▶ Text section:
5. Petitioner has impugned this notice on the grounds that notice issued in the name of dead person for assessment is null and void and secondly, the notice having been issued on 30″ June, 2021 has been issued without following mandatory provisions of law that came into force on April, 2021.
6. On the first ground that notice issued to a dead person is null and void in law, this court in Sumit Balkrishna Gupta vs. Assistant Commissioner of Income Tax, Circle 16(2), Mumbai’ has held that notice issued in the name of a dead person for re-opening of assessment is null and void in law. Paragraph no.6 and 7 of the said judgment reads as under:
6. In view of the above, the submission of the Revenue reiterating the grounds in the impugned order dated 13 11 2018 stands negative on facts so far as grounds (b) ie registration as legal heir and (c) ie filing the return in the name of deceased assessee therein are concerned It is not seriously disputed by the Revenue before us that a reopening notice issued in the name of a deceased person is null and void. This in view of the decision of the Gujarat High Court in the case of Vikram Singh Vs Union of India [2018] 401 ITR 302 rendered on 22 1 2018 a decision of Delhi High Court in the case of Rajendra Kumar Sehgal Vs. ITO [2019] 101 taxmann.com 233/260 Taxman 412 rendered on 19 11 2018 and the decision of Madras High Court in the case of AlameluVeerappan Vs. ITO, [2018] 95 taxmann.com 155/257 Taxman 72 These Courts had occasion to consider an identical issue of notice of reopening in the name of the deceased assessee and after considering the same, came to the conclusion that the notice issued in the name of the dead person for reopening of assessment is null and void in law.

▶ Data shown:
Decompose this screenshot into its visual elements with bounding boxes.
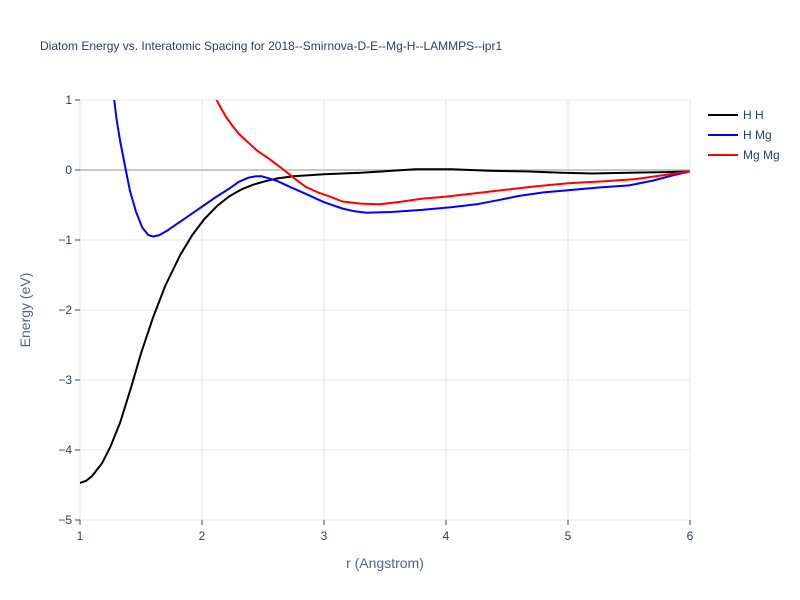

▶ Request:
In the court excerpt, which High Court decided Vikram Singh Vs Union of India? Answer using only the text and nothing else.

▶ Answer to the exercise:
The Gujarat High Court.